### Set problem:
Pull out each line in the items below that contains the word "chargeable".

[BEGIN Data for processing]

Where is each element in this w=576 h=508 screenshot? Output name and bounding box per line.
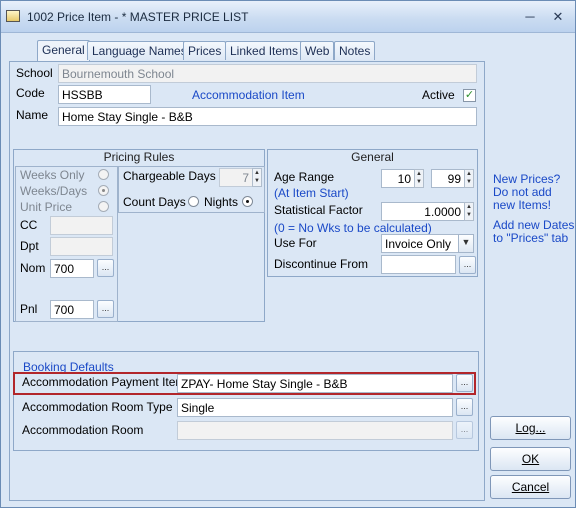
discontinue-from-date-button[interactable]: ... [459,256,476,274]
chargeable-days-label: Chargeable Days [123,169,216,183]
cc-label: CC [20,218,38,232]
side-note-line5: to "Prices" tab [493,231,569,245]
age-min-spinner[interactable]: ▲ ▼ [414,169,424,188]
room-lookup-button[interactable]: ... [456,421,473,439]
log-button-label: Log... [515,421,546,435]
spin-up-icon: ▲ [416,171,422,177]
tab-web[interactable]: Web [300,41,335,60]
discontinue-from-field[interactable] [381,255,456,274]
at-item-start-note: (At Item Start) [274,186,349,200]
tab-general[interactable]: General [37,40,90,61]
title-bar: 1002 Price Item - * MASTER PRICE LIST ─ … [1,1,575,33]
weeks-days-label: Weeks/Days [20,184,88,198]
dpt-field[interactable] [50,237,113,256]
price-item-window: 1002 Price Item - * MASTER PRICE LIST ─ … [0,0,576,508]
school-label: School [16,66,53,80]
pricing-rules-title: Pricing Rules [103,150,175,164]
weeks-days-radio[interactable] [98,185,109,196]
room-type-field[interactable]: Single [177,398,453,417]
nom-label: Nom [20,261,46,275]
school-field[interactable]: Bournemouth School [58,64,477,83]
chargeable-days-spinner[interactable]: ▲ ▼ [252,168,262,187]
age-range-label: Age Range [274,170,335,184]
unit-price-label: Unit Price [20,200,73,214]
tab-linked-items[interactable]: Linked Items [225,41,304,60]
age-max-field[interactable]: 99 [431,169,465,188]
age-min-field[interactable]: 10 [381,169,415,188]
log-button[interactable]: Log... [490,416,571,440]
window-title: 1002 Price Item - * MASTER PRICE LIST [27,10,249,24]
tab-language-names[interactable]: Language Names [87,41,192,60]
count-days-label: Count Days [123,195,186,209]
statistical-factor-label: Statistical Factor [274,203,363,217]
age-max-spinner[interactable]: ▲ ▼ [464,169,474,188]
use-for-label: Use For [274,236,317,250]
discontinue-from-label: Discontinue From [274,257,369,271]
spin-down-icon: ▼ [466,179,472,185]
nights-radio[interactable] [242,196,253,207]
spin-up-icon: ▲ [254,170,260,176]
code-field[interactable]: HSSBB [58,85,151,104]
spin-down-icon: ▼ [466,212,472,218]
ok-button-label: OK [521,452,540,466]
pnl-label: Pnl [20,302,38,316]
close-button[interactable]: ✕ [546,7,570,27]
spin-down-icon: ▼ [416,179,422,185]
room-type-label: Accommodation Room Type [22,400,173,414]
unit-price-radio[interactable] [98,201,109,212]
spin-up-icon: ▲ [466,171,472,177]
spin-down-icon: ▼ [254,178,260,184]
weeks-only-label: Weeks Only [20,168,85,182]
room-field[interactable] [177,421,453,440]
statistical-factor-field[interactable]: 1.0000 [381,202,465,221]
zero-note: (0 = No Wks to be calculated) [274,221,432,235]
app-icon [6,10,20,22]
room-type-lookup-button[interactable]: ... [456,398,473,416]
item-type-label: Accommodation Item [192,88,305,102]
count-days-radio[interactable] [188,196,199,207]
side-note-line3: new Items! [493,198,552,212]
use-for-dropdown-icon[interactable]: ▼ [458,234,474,253]
tab-prices[interactable]: Prices [183,41,227,60]
active-label: Active [422,88,455,102]
room-label: Accommodation Room [22,423,144,437]
cc-field[interactable] [50,216,113,235]
chargeable-days-field[interactable]: 7 [219,168,253,187]
ok-button[interactable]: OK [490,447,571,471]
nights-label: Nights [204,195,239,209]
statistical-factor-spinner[interactable]: ▲ ▼ [464,202,474,221]
dpt-label: Dpt [20,239,39,253]
code-label: Code [16,86,45,100]
nom-lookup-button[interactable]: ... [97,259,114,277]
spin-up-icon: ▲ [466,204,472,210]
pnl-field[interactable]: 700 [50,300,94,319]
nom-field[interactable]: 700 [50,259,94,278]
minimize-button[interactable]: ─ [518,7,542,27]
weeks-only-radio[interactable] [98,169,109,180]
name-label: Name [16,108,49,122]
pnl-lookup-button[interactable]: ... [97,300,114,318]
general-box-title: General [351,150,394,164]
name-field[interactable]: Home Stay Single - B&B [58,107,477,126]
active-checkbox[interactable]: ✓ [463,89,476,102]
cancel-button[interactable]: Cancel [490,475,571,499]
use-for-select[interactable]: Invoice Only [381,234,459,253]
side-note: New Prices? Do not add new Items! Add ne… [493,173,574,245]
payment-item-highlight [13,372,476,395]
tab-notes[interactable]: Notes [334,41,376,60]
cancel-button-label: Cancel [511,480,550,494]
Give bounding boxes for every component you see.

[END Data for processing]

### Result:
chargeable-days-label: Chargeable Days [123,169,216,183]
chargeable-days-spinner[interactable]: ▲ ▼ [252,168,262,187]
chargeable-days-field[interactable]: 7 [219,168,253,187]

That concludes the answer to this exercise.